Region and label listings

· · ·

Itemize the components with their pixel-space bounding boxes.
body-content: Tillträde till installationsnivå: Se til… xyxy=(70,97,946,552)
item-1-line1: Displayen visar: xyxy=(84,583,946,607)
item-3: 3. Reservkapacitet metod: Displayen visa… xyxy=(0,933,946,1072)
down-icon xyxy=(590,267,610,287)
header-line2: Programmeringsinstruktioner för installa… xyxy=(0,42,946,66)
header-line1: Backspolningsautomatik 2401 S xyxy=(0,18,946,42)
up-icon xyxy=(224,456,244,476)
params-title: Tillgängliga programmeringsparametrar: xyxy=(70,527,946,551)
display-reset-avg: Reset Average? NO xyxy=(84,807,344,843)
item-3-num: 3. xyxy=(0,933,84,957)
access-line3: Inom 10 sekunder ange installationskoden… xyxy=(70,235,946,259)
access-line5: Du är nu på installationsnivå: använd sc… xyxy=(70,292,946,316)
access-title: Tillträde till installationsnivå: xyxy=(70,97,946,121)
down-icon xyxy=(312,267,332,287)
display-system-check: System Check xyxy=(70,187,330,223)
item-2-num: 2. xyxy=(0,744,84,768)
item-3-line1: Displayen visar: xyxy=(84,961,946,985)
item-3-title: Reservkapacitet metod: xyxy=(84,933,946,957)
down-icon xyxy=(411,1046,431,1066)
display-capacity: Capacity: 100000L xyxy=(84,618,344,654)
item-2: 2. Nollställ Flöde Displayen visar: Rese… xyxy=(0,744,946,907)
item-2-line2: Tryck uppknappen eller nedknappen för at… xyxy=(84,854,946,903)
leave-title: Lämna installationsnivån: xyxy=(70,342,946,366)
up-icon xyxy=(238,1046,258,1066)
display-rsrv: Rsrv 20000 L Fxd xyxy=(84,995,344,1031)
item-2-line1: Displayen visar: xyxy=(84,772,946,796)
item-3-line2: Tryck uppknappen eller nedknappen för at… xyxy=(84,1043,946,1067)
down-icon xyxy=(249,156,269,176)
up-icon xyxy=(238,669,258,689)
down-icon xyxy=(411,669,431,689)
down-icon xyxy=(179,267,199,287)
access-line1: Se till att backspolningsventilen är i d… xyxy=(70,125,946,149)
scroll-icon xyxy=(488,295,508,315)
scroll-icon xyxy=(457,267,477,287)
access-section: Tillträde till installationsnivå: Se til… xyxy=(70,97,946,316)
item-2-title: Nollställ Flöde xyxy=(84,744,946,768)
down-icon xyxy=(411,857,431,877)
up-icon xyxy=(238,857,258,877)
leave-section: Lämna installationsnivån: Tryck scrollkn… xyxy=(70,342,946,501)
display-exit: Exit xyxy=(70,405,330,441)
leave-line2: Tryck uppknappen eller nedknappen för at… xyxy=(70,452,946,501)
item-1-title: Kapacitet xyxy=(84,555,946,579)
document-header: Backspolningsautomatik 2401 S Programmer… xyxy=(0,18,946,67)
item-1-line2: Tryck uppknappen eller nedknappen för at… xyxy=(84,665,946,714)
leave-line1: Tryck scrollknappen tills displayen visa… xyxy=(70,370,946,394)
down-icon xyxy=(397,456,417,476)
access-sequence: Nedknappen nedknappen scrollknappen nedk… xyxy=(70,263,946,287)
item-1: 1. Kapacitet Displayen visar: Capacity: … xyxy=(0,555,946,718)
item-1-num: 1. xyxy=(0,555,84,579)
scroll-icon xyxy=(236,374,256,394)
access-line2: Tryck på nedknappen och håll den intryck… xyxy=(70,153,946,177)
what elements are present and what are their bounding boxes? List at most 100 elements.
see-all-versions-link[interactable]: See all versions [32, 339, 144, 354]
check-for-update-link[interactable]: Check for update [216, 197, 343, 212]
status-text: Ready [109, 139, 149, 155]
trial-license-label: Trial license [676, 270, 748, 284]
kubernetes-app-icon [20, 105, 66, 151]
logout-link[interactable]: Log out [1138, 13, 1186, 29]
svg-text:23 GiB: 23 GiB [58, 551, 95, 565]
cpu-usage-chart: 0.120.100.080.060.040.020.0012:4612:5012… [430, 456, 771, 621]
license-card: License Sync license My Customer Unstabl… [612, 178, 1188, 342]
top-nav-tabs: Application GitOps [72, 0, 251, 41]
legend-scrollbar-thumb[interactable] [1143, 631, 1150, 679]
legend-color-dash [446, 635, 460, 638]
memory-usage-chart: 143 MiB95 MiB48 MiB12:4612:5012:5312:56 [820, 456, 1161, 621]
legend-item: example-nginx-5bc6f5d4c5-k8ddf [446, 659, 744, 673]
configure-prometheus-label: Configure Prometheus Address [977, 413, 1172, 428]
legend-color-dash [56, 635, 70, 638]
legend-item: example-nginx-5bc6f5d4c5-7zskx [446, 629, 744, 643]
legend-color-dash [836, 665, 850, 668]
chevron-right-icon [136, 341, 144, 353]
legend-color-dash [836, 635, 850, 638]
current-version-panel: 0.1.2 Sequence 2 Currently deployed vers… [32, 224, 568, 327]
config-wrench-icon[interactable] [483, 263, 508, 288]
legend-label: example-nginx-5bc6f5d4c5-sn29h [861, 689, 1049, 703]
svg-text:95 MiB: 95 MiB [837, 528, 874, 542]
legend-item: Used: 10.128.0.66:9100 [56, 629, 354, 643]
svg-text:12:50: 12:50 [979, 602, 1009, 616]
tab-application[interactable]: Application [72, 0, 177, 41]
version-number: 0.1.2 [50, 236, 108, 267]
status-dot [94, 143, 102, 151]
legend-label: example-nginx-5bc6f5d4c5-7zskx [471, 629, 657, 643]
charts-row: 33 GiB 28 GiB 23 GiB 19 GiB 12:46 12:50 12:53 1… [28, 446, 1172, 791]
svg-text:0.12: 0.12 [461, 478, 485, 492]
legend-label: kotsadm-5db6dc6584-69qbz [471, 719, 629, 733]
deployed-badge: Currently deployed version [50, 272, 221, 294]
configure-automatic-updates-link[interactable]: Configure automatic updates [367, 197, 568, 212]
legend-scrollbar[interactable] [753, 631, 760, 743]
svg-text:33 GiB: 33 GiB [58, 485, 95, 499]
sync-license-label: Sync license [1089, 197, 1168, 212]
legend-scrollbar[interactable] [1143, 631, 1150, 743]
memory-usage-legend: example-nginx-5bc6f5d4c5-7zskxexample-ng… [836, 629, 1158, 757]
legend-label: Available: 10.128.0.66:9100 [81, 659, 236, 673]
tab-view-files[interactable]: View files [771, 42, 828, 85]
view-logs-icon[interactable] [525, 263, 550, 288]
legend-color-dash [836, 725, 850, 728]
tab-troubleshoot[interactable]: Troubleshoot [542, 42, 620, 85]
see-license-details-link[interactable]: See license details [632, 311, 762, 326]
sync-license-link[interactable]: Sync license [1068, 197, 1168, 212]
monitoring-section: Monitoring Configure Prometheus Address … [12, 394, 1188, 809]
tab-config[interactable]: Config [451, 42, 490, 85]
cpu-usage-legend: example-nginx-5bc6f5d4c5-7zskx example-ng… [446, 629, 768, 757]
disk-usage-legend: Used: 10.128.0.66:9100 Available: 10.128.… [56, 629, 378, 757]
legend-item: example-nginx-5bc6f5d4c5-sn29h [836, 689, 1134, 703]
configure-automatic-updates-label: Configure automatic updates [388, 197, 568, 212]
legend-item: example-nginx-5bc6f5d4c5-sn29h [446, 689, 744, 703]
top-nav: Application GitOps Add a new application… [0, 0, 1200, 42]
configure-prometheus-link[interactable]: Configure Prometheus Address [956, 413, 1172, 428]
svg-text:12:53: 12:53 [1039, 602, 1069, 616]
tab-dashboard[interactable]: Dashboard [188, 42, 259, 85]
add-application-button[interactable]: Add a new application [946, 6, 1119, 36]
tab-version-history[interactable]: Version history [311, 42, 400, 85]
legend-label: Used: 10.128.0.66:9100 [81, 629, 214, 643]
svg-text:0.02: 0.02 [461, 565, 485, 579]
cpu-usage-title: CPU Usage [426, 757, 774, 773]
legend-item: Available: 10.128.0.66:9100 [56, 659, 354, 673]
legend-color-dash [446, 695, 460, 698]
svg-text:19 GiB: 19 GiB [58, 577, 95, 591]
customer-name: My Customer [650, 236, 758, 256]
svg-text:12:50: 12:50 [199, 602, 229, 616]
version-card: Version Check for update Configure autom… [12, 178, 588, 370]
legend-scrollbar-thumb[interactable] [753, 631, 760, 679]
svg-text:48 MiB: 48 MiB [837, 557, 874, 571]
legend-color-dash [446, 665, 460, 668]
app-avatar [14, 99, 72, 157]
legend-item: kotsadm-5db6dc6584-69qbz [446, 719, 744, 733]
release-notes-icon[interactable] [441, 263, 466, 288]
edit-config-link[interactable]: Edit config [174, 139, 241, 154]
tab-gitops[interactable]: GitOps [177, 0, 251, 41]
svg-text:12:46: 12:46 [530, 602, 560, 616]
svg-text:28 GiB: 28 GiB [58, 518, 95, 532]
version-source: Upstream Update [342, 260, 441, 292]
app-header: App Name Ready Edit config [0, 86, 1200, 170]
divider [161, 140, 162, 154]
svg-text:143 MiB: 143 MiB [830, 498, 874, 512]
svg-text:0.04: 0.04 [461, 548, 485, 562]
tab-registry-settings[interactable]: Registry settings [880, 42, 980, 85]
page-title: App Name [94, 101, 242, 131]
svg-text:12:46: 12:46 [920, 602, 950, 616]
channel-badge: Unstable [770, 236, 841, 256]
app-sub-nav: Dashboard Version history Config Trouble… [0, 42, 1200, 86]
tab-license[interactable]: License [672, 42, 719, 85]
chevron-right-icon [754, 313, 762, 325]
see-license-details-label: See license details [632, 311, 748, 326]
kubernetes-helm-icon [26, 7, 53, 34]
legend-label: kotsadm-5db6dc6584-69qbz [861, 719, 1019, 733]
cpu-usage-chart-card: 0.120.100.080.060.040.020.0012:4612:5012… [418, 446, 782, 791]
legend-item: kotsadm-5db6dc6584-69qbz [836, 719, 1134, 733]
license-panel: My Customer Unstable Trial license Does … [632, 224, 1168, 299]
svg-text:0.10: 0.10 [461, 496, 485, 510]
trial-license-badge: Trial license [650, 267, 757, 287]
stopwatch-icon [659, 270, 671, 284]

· · ·

→ Task statement: Render the entries as a JSON list of strings, one string per line and no blank lines. Start at the first line of the entries and stop after the line that contains "access-line3: Inom 10".

→ Solution for this exercise:
[
  "Itemize the components with their pixel-space bounding boxes.",
  "body-content: Tillträde till installationsnivå: Se til… xyxy=(70,97,946,552)",
  "item-1-line1: Displayen visar: xyxy=(84,583,946,607)",
  "item-3: 3. Reservkapacitet metod: Displayen visa… xyxy=(0,933,946,1072)",
  "down-icon xyxy=(590,267,610,287)",
  "header-line2: Programmeringsinstruktioner för installa… xyxy=(0,42,946,66)",
  "header-line1: Backspolningsautomatik 2401 S xyxy=(0,18,946,42)",
  "up-icon xyxy=(224,456,244,476)",
  "params-title: Tillgängliga programmeringsparametrar: xyxy=(70,527,946,551)",
  "display-reset-avg: Reset Average? NO xyxy=(84,807,344,843)",
  "item-3-num: 3. xyxy=(0,933,84,957)",
  "access-line3: Inom 10 sekunder ange installationskoden… xyxy=(70,235,946,259)"
]